_GIVEN INSTRUCTION_.
Output the lines that follow exactly as they are.

Recorded data

------

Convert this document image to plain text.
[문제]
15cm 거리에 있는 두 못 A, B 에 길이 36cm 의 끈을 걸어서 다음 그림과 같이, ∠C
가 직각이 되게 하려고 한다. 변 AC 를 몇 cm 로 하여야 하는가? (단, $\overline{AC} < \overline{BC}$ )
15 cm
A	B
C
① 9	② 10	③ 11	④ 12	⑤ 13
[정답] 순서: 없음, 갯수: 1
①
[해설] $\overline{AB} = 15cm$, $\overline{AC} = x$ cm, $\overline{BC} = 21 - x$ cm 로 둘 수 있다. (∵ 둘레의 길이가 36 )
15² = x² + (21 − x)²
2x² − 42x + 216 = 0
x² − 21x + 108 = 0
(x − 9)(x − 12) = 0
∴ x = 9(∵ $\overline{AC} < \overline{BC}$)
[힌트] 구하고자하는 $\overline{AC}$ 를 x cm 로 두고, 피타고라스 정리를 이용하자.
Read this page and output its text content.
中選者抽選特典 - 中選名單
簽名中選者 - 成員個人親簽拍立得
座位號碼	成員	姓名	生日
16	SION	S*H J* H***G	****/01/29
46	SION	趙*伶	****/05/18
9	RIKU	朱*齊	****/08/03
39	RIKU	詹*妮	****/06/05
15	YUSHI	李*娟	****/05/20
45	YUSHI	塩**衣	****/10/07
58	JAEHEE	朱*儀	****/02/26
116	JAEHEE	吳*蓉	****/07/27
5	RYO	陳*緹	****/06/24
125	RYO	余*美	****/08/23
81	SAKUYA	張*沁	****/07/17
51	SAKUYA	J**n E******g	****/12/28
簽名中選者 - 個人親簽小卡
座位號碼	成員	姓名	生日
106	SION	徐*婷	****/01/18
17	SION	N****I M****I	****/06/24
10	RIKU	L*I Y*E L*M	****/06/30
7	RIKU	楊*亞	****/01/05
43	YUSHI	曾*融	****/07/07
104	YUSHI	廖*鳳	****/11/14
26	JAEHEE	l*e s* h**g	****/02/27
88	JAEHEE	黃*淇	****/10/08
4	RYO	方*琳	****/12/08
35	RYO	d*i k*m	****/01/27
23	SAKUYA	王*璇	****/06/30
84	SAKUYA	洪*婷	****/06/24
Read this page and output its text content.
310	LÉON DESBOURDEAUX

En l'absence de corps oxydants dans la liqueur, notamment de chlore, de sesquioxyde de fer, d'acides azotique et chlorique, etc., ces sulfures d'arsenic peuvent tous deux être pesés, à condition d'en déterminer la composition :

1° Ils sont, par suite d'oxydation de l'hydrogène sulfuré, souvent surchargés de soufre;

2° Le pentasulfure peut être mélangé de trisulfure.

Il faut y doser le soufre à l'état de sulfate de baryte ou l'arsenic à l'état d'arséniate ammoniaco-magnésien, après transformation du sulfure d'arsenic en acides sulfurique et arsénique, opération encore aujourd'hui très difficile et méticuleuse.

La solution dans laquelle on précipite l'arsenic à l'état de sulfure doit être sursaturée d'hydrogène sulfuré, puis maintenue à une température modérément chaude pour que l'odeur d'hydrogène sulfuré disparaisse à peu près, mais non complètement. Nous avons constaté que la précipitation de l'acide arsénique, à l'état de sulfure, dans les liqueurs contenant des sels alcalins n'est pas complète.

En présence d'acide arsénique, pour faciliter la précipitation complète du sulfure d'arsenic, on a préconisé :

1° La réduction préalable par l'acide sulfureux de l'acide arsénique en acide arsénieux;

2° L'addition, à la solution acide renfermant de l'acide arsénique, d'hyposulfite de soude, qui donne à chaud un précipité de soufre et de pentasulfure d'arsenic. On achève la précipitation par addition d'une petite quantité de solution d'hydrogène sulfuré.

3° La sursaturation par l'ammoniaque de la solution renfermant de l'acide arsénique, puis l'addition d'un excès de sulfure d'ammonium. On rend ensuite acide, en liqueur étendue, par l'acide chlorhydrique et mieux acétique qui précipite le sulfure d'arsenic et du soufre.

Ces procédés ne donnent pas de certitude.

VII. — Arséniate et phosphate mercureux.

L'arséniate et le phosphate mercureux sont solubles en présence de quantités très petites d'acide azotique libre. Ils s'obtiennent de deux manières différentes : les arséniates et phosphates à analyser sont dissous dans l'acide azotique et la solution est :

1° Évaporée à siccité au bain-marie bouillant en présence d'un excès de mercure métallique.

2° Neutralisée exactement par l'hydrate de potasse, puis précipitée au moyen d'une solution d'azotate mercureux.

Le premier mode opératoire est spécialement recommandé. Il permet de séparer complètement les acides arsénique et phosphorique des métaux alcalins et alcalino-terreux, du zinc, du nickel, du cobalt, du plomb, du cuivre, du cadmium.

------

_SOLUTION TO THIS EXERCISE_.
Convert this document image to plain text.
[문제]
15cm 거리에 있는 두 못 A, B 에 길이 36cm 의 끈을 걸어서 다음 그림과 같이, ∠C
가 직각이 되게 하려고 한다. 변 AC 를 몇 cm 로 하여야 하는가? (단, $\overline{AC} < \overline{BC}$ )
15 cm
A	B
C
① 9	② 10	③ 11	④ 12	⑤ 13
[정답] 순서: 없음, 갯수: 1
①
[해설] $\overline{AB} = 15cm$, $\overline{AC} = x$ cm, $\overline{BC} = 21 - x$ cm 로 둘 수 있다. (∵ 둘레의 길이가 36 )
15² = x² + (21 − x)²
2x² − 42x + 216 = 0
x² − 21x + 108 = 0
(x − 9)(x − 12) = 0
∴ x = 9(∵ $\overline{AC} < \overline{BC}$)
[힌트] 구하고자하는 $\overline{AC}$ 를 x cm 로 두고, 피타고라스 정리를 이용하자.
Read this page and output its text content.
中選者抽選特典 - 中選名單
簽名中選者 - 成員個人親簽拍立得
座位號碼	成員	姓名	生日
16	SION	S*H J* H***G	****/01/29
46	SION	趙*伶	****/05/18
9	RIKU	朱*齊	****/08/03
39	RIKU	詹*妮	****/06/05
15	YUSHI	李*娟	****/05/20
45	YUSHI	塩**衣	****/10/07
58	JAEHEE	朱*儀	****/02/26
116	JAEHEE	吳*蓉	****/07/27
5	RYO	陳*緹	****/06/24
125	RYO	余*美	****/08/23
81	SAKUYA	張*沁	****/07/17
51	SAKUYA	J**n E******g	****/12/28
簽名中選者 - 個人親簽小卡
座位號碼	成員	姓名	生日
106	SION	徐*婷	****/01/18
17	SION	N****I M****I	****/06/24
10	RIKU	L*I Y*E L*M	****/06/30
7	RIKU	楊*亞	****/01/05
43	YUSHI	曾*融	****/07/07
104	YUSHI	廖*鳳	****/11/14
26	JAEHEE	l*e s* h**g	****/02/27
88	JAEHEE	黃*淇	****/10/08
4	RYO	方*琳	****/12/08
35	RYO	d*i k*m	****/01/27
23	SAKUYA	王*璇	****/06/30
84	SAKUYA	洪*婷	****/06/24
Read this page and output its text content.
310	LÉON DESBOURDEAUX

En l'absence de corps oxydants dans la liqueur, notamment de chlore, de sesquioxyde de fer, d'acides azotique et chlorique, etc., ces sulfures d'arsenic peuvent tous deux être pesés, à condition d'en déterminer la composition :

1° Ils sont, par suite d'oxydation de l'hydrogène sulfuré, souvent surchargés de soufre;

2° Le pentasulfure peut être mélangé de trisulfure.

Il faut y doser le soufre à l'état de sulfate de baryte ou l'arsenic à l'état d'arséniate ammoniaco-magnésien, après transformation du sulfure d'arsenic en acides sulfurique et arsénique, opération encore aujourd'hui très difficile et méticuleuse.

La solution dans laquelle on précipite l'arsenic à l'état de sulfure doit être sursaturée d'hydrogène sulfuré, puis maintenue à une température modérément chaude pour que l'odeur d'hydrogène sulfuré disparaisse à peu près, mais non complètement. Nous avons constaté que la précipitation de l'acide arsénique, à l'état de sulfure, dans les liqueurs contenant des sels alcalins n'est pas complète.

En présence d'acide arsénique, pour faciliter la précipitation complète du sulfure d'arsenic, on a préconisé :

1° La réduction préalable par l'acide sulfureux de l'acide arsénique en acide arsénieux;

2° L'addition, à la solution acide renfermant de l'acide arsénique, d'hyposulfite de soude, qui donne à chaud un précipité de soufre et de pentasulfure d'arsenic. On achève la précipitation par addition d'une petite quantité de solution d'hydrogène sulfuré.

3° La sursaturation par l'ammoniaque de la solution renfermant de l'acide arsénique, puis l'addition d'un excès de sulfure d'ammonium. On rend ensuite acide, en liqueur étendue, par l'acide chlorhydrique et mieux acétique qui précipite le sulfure d'arsenic et du soufre.

Ces procédés ne donnent pas de certitude.

VII. — Arséniate et phosphate mercureux.

L'arséniate et le phosphate mercureux sont solubles en présence de quantités très petites d'acide azotique libre. Ils s'obtiennent de deux manières différentes : les arséniates et phosphates à analyser sont dissous dans l'acide azotique et la solution est :

1° Évaporée à siccité au bain-marie bouillant en présence d'un excès de mercure métallique.

2° Neutralisée exactement par l'hydrate de potasse, puis précipitée au moyen d'une solution d'azotate mercureux.

Le premier mode opératoire est spécialement recommandé. Il permet de séparer complètement les acides arsénique et phosphorique des métaux alcalins et alcalino-terreux, du zinc, du nickel, du cobalt, du plomb, du cuivre, du cadmium.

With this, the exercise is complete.